** BEGIN Supplied entries **
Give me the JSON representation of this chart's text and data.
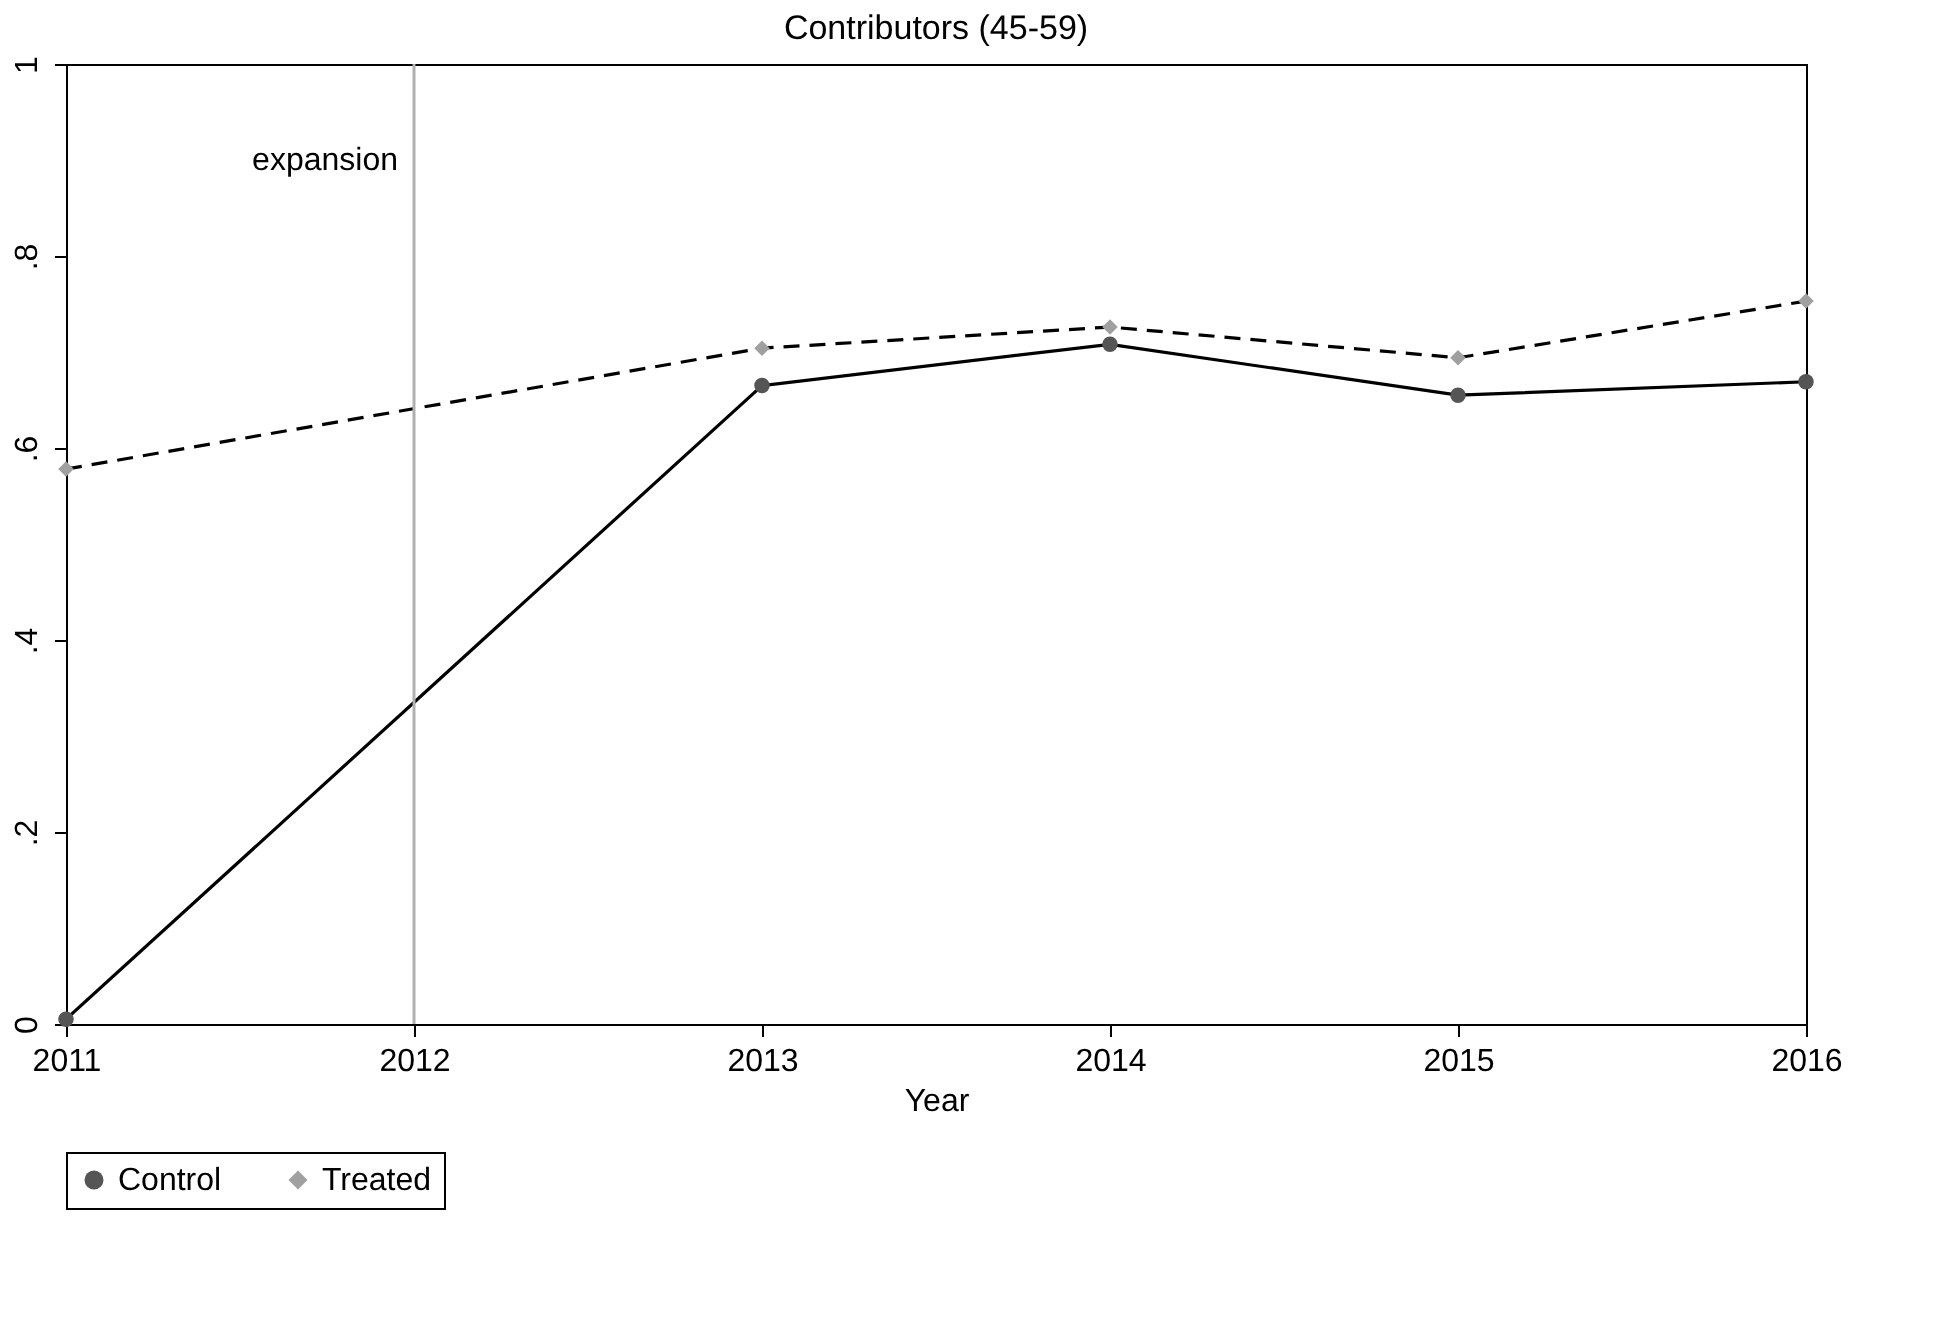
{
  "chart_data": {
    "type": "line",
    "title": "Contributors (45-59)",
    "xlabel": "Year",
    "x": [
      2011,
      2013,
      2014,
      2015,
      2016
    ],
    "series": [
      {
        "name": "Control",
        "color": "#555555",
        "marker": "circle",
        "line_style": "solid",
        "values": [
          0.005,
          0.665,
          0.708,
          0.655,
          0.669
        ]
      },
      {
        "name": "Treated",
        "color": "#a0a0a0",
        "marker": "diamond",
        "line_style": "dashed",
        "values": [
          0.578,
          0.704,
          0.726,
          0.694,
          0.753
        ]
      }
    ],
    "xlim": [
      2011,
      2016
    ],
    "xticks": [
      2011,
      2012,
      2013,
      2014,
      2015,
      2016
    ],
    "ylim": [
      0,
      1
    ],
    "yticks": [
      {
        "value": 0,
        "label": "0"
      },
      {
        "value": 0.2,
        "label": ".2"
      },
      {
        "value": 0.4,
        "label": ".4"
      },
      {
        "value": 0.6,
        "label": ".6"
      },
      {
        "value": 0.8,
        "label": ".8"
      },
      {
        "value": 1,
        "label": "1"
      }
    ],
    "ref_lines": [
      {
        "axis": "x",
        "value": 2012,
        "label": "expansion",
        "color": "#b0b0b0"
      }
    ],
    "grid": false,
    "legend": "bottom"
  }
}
** END Supplied entries **
** BEGIN Supplied entries **
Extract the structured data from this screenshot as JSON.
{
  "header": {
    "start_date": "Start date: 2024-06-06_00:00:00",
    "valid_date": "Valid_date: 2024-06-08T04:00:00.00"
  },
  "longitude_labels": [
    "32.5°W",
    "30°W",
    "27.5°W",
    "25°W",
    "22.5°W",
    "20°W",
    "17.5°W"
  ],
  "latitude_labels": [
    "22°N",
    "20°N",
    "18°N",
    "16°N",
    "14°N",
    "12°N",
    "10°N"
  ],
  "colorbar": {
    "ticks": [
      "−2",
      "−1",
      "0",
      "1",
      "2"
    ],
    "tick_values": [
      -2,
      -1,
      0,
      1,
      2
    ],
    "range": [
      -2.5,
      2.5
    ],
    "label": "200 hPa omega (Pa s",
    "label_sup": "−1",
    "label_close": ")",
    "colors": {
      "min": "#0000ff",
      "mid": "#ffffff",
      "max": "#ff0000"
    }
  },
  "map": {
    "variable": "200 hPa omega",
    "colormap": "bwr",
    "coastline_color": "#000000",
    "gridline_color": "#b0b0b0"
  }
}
** END Supplied entries **
#### Exercise aim
Check each line in the listing above for the string "omega", then report how many lines contain it, with no other text.

#### Right answer
2